TAREFA PROPOSTA 1
Transcreva sem qualquer alteração as linhas de dados, desde a que contém "watermark: QUEST MOBILE" até a que contém "bar — [505, 360, 543, 447]", incluindo as duas.

TEXTO DE REFERÊNCIA

============================================================

Falta de verba e de planejamento ameaça futuro da transposição do São Francisco

A constatação está em auditoria da CGU (Controladoria-Geral da União) (Foto: Tiago França/MPF/PB)

UOL – Inaugurada parcialmente há um ano, a transposição do Rio São Francisco corre riscos por falta de planejamento para manutenção e operações, além de carecer de garantias de verbas para custeio. A constatação está em auditoria da CGU (Controladoria-Geral da União).

O relatório também apontou falhas que podem comprometer a sustentabilidade da obra, que já custou R$ 10,7 bilhões e ainda está em fase de execução no eixo norte. Para a CGU, o custo final estimado é de R$ 20 bilhões.

O eixo leste da transposição foi inaugurado pelo presidente Michel Temer (MDB), em março de 2017, enquanto o eixo norte está com mais de 90% das obras prontas e deve ser inaugurado “ainda neste ano”, segundo o governo.

O eixo leste teve direito a “inauguração popular”, realizada nove dias depois da oficial pelos ex-presidentes Luiz Inácio Lula da Silva e Dilma Rousseff, ambos do PT, que reivindicaram a “paternidade” da obra.

O canal já inaugurado tem 217 km e corta cinco municípios pernambucanos até a divisa com a Paraíba. Segundo o Ministério da Integração Nacional, 1 milhão de pessoas já saíram do colapso do abastecimento.

Mas, segundo a análise da CGU, “verificou-se que não há um planejamento estruturado” para operação e manutenção da obra. “Não foi elaborado cronograma com tarefas/atividades, duração, vínculos de precedência e responsável”, aponta.

Ainda segundo o documento, o Ministério da Integração Nacional “não detém estrutura adequada para a gestão da transposição”. Além disso, não haveria “mecanismos de direcionamento estratégico e controle que proporcionem maior previsibilidade e assegurem a execução do programa”.

CGU aponta ameaças à transposição por falta de planejamento e dinheiro (Foto: Tiago França/MPF/PB)

“Em primeiro lugar, não há um Plano de Gestão de Riscos. Há apenas uma lista de riscos simples, genérica e que retrata somente um momento do tempo. Em segundo, foram identificadas uma série de lacunas, pendências e fragilidades no modelo de gestão que não fornece as condições adequadas, bem como os instrumentos suficientes e na qualidade requerida à operação e manutenção”, informa.

Para a controladoria, “é determinante realizar uma análise de riscos de todo o projeto e seu ambiente, para que a maior quantidade de possíveis riscos seja identificada e analisada, a fim de estabelecer respostas proativas a eles”.

Recursos para manutenção em risco
Segundo a avaliação, ainda não é possível saber se os custos de aquisição de energia serão suficientes para garantir a viabilidade do empreendimento. Diz o estudo haver “incertezas e fragilidades” por faltarem estudos e planejamento energético de longo prazo e do uso de autoprodução de energia.

No estudo, há, por exemplo, simulações sobre o custo de energia do bombeamento. Foi necessário instalar estações-elevatórios, que funcionam como bombas e levam a água a um ponto mais alto, de onde por gravidade desce aos canais.

============================================================

LINHAS DE DADOS
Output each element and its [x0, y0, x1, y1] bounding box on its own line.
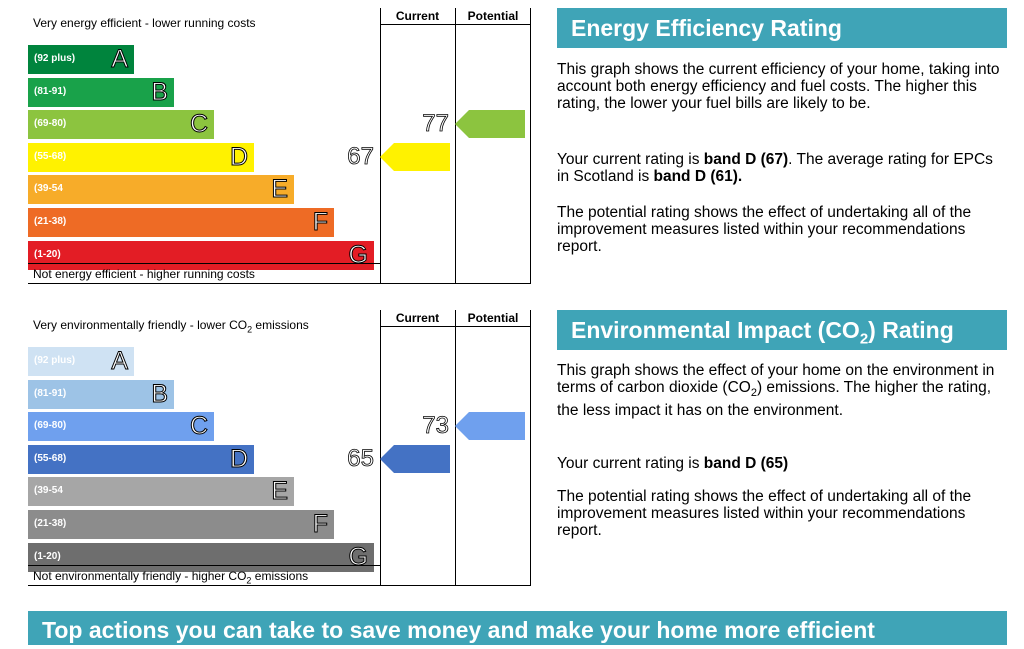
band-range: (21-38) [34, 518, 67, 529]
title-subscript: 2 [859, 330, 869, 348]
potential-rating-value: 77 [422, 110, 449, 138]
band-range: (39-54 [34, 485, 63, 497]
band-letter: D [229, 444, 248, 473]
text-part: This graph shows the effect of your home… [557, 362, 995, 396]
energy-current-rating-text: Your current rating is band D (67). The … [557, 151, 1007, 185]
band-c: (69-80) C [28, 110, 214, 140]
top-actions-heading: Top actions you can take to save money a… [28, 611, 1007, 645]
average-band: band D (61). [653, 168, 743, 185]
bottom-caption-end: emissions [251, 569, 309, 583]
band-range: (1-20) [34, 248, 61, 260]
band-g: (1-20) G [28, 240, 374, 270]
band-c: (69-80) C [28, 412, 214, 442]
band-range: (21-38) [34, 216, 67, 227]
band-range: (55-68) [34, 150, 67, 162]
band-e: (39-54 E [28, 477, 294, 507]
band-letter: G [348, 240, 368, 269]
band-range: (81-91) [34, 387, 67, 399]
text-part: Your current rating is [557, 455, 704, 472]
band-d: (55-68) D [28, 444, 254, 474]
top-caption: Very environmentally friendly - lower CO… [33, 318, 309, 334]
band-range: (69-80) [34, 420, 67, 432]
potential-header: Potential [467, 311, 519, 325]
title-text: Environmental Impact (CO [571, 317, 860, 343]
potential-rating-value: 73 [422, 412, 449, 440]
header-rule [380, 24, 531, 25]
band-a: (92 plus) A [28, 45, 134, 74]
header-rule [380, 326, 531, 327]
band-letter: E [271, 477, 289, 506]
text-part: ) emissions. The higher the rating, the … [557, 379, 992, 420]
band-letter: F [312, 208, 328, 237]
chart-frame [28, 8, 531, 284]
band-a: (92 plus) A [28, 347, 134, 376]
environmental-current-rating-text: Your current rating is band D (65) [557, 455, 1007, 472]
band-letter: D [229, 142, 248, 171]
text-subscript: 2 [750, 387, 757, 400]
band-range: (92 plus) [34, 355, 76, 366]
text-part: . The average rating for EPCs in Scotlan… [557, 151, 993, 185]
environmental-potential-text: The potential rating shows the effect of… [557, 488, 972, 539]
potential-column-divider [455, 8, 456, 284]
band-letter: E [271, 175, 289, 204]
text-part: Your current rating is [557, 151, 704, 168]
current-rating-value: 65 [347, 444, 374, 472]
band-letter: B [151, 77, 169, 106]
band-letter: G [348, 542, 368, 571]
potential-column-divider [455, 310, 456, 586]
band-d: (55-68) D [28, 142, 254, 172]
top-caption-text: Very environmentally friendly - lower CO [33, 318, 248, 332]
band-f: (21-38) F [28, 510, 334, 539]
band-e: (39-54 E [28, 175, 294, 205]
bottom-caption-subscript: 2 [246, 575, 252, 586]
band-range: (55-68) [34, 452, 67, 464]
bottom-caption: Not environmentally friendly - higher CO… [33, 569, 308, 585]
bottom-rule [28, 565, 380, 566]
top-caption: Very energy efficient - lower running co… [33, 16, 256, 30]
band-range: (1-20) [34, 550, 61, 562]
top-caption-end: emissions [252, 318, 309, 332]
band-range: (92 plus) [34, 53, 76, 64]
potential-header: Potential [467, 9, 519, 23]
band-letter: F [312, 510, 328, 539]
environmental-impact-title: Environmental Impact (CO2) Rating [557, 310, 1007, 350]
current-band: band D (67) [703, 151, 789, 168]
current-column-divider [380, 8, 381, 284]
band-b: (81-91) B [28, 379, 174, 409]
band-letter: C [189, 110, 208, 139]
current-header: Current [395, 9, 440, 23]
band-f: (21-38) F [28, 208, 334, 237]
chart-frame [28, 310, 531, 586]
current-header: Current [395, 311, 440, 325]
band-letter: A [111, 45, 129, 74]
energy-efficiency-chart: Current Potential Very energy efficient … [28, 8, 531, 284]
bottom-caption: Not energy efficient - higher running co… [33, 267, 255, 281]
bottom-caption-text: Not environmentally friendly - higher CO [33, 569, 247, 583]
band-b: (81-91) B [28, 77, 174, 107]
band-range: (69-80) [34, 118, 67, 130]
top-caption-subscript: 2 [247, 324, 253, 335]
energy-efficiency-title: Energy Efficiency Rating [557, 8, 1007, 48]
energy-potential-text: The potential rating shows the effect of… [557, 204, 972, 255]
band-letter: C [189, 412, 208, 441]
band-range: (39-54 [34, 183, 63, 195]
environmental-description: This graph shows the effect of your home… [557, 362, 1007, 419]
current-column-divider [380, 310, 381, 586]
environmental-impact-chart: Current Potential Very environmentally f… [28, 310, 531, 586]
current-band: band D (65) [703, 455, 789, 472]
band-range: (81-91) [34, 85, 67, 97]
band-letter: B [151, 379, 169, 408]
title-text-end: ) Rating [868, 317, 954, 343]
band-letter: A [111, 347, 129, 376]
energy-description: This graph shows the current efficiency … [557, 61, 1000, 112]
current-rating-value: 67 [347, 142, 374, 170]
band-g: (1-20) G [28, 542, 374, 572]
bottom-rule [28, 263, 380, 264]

============================================================

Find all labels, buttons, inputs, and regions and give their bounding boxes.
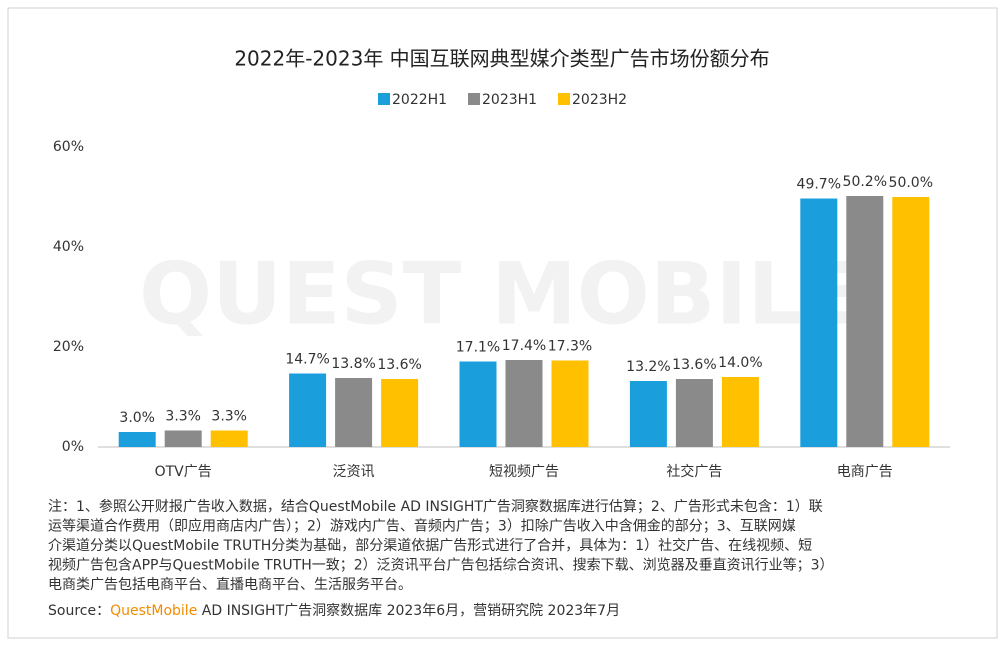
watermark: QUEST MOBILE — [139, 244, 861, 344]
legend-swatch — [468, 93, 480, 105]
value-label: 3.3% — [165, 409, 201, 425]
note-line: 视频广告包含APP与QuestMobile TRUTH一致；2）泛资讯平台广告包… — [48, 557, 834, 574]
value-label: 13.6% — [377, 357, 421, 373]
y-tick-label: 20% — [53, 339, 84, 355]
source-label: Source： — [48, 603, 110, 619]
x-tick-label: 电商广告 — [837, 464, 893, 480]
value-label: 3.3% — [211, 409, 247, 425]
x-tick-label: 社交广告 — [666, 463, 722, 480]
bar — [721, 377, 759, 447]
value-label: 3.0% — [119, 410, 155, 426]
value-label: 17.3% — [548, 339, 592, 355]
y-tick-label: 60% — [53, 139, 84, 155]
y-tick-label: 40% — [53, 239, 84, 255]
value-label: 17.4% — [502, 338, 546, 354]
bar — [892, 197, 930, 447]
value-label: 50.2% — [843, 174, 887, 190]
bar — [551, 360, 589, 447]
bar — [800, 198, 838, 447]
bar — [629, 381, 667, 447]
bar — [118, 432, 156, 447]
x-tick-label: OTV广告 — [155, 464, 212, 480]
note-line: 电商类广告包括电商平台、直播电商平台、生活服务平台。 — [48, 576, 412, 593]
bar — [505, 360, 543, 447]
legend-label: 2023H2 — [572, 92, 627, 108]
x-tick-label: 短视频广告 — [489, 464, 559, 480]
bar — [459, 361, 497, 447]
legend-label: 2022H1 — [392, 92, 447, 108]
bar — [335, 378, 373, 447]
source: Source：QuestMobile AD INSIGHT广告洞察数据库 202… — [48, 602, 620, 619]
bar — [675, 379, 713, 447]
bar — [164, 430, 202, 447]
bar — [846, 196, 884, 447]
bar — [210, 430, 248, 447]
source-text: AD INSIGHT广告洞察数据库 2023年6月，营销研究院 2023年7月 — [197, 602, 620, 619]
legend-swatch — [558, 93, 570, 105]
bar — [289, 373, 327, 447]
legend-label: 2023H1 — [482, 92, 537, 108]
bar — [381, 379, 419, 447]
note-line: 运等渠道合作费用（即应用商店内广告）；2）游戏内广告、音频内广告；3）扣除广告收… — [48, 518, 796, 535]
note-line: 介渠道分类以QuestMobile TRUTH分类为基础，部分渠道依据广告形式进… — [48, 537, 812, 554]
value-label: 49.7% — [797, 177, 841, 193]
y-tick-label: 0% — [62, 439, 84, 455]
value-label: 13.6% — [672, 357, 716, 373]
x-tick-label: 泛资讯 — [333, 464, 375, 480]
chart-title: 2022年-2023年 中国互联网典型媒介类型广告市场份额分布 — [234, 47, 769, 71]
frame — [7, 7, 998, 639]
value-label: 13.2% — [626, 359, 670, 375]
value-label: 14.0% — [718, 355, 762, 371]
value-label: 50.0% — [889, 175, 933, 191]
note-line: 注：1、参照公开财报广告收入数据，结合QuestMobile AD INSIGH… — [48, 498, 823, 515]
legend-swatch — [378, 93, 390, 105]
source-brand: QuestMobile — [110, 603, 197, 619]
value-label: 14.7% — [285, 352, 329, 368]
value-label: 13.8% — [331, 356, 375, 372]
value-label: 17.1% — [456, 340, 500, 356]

============================================================

TAREFA PROPOSTA 2
De acordo com o texto de referência, qual é o custo final estimado da transposição segundo a CGU?

RESPOSTA DO EXERCÍCIO 1
watermark: QUEST MOBILE — [139, 244, 861, 344]
legend-swatch — [468, 93, 480, 105]
value-label: 3.3% — [165, 409, 201, 425]
note-line: 视频广告包含APP与QuestMobile TRUTH一致；2）泛资讯平台广告包… — [48, 557, 834, 574]
value-label: 13.6% — [377, 357, 421, 373]
y-tick-label: 20% — [53, 339, 84, 355]
source-label: Source： — [48, 603, 110, 619]
x-tick-label: 电商广告 — [837, 464, 893, 480]
value-label: 3.3% — [211, 409, 247, 425]
x-tick-label: 社交广告 — [666, 463, 722, 480]
bar — [721, 377, 759, 447]
value-label: 3.0% — [119, 410, 155, 426]
value-label: 17.3% — [548, 339, 592, 355]
y-tick-label: 60% — [53, 139, 84, 155]
y-tick-label: 40% — [53, 239, 84, 255]
value-label: 17.4% — [502, 338, 546, 354]
bar — [892, 197, 930, 447]
value-label: 50.2% — [843, 174, 887, 190]
bar — [551, 360, 589, 447]
bar — [800, 198, 838, 447]
bar — [629, 381, 667, 447]
bar — [118, 432, 156, 447]
x-tick-label: OTV广告 — [155, 464, 212, 480]
note-line: 电商类广告包括电商平台、直播电商平台、生活服务平台。 — [48, 576, 412, 593]
bar — [505, 360, 543, 447]

RESPOSTA DO EXERCÍCIO 2
R$ 20 bilhões.